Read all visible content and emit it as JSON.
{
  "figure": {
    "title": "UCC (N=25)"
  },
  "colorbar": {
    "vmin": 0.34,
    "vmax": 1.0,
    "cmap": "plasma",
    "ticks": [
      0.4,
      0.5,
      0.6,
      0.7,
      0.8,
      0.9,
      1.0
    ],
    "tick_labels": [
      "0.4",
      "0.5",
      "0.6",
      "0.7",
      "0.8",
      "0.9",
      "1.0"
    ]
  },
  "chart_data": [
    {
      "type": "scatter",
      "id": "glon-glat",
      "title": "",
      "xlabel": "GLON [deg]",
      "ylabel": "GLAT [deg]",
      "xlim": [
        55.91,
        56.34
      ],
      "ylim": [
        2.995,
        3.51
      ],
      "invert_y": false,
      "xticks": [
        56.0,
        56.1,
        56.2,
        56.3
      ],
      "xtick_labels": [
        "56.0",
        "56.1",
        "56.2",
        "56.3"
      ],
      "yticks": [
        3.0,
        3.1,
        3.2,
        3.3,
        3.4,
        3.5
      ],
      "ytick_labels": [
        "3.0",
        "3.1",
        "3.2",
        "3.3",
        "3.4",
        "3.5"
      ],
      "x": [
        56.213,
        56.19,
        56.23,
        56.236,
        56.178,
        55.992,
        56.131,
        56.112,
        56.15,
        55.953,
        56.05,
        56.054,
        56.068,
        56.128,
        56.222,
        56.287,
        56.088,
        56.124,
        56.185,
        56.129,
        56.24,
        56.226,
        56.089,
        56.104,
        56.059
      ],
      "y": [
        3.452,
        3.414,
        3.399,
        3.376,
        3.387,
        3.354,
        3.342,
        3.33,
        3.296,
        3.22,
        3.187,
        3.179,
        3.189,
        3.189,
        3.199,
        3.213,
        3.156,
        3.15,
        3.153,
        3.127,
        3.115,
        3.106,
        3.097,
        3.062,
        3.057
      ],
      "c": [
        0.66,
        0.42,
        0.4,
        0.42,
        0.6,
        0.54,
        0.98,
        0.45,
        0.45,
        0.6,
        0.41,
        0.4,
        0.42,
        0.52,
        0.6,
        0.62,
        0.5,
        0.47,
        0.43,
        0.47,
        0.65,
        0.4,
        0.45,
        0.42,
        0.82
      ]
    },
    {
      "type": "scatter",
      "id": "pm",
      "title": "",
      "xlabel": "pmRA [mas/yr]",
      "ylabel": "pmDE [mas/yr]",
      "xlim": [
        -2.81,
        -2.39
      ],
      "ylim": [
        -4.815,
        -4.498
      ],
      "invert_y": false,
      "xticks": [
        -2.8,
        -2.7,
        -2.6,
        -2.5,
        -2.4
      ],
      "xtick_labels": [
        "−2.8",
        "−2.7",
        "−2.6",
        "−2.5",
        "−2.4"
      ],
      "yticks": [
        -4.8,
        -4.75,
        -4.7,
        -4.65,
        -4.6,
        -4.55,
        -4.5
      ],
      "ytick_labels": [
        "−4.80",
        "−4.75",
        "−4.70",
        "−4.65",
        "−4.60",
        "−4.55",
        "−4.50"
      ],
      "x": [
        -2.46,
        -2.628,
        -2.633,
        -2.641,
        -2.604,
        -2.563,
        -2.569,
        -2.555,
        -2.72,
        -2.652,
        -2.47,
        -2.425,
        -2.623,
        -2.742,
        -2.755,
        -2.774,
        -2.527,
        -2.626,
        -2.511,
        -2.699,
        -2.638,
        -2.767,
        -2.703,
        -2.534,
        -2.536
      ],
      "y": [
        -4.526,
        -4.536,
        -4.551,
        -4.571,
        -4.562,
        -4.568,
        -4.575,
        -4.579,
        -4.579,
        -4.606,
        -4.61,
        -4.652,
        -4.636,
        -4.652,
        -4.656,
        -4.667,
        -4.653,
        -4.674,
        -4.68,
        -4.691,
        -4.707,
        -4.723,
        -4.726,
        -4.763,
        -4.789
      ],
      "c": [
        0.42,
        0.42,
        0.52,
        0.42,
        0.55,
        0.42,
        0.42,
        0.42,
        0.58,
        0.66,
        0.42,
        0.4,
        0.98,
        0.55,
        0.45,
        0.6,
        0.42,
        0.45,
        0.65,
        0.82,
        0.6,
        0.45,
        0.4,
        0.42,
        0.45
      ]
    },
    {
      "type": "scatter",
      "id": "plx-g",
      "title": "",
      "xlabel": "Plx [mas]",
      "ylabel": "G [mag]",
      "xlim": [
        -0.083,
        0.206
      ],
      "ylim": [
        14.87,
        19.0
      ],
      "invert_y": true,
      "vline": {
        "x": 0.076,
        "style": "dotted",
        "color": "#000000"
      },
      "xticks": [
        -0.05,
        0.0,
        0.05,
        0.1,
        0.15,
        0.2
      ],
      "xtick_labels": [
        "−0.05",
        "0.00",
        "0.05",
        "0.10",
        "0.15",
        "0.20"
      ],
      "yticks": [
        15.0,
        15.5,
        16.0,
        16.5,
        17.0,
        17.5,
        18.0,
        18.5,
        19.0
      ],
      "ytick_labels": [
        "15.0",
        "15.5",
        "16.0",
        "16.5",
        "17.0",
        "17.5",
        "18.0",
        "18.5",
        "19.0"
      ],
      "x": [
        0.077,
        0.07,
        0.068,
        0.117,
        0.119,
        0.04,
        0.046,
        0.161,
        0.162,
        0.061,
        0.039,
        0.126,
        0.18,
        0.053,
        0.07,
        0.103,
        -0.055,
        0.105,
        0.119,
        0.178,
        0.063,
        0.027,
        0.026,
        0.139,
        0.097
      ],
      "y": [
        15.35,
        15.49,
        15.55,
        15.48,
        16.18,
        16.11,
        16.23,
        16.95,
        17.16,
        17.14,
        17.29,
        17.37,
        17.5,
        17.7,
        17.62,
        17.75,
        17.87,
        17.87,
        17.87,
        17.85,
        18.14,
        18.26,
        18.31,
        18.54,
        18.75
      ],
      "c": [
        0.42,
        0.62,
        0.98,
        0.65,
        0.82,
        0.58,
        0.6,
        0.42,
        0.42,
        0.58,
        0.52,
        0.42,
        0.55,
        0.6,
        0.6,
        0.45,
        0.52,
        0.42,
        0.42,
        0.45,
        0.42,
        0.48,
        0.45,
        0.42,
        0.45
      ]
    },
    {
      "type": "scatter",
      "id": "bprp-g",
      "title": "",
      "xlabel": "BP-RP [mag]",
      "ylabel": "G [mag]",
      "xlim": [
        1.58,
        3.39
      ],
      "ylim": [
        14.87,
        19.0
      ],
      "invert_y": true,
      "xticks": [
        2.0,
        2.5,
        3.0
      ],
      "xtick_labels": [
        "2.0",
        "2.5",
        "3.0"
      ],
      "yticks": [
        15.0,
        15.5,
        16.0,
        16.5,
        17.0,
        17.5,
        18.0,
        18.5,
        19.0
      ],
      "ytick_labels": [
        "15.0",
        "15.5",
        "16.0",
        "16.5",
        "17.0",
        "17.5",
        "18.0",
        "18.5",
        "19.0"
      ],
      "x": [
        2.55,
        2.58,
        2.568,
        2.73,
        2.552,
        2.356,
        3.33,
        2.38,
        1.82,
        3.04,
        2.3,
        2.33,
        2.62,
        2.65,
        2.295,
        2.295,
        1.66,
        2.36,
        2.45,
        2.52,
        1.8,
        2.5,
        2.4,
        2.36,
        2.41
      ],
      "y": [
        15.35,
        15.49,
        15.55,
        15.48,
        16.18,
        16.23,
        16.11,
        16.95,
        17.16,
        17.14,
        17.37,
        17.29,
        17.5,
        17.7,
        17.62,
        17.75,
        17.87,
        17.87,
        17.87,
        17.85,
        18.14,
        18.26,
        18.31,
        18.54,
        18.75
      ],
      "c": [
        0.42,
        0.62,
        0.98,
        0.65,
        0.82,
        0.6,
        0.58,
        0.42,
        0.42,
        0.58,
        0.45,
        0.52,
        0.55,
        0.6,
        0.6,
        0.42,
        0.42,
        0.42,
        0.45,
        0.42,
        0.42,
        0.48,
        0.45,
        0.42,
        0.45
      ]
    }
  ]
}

================================

◆ TASK DIRECTIONS: Lines containing the word "ylabel" must all be returned from the material above.

◆ RESULT OF THE EXERCISE:
      "ylabel": "GLAT [deg]",
      "ylabel": "pmDE [mas/yr]",
      "ylabel": "G [mag]",
      "ylabel": "G [mag]",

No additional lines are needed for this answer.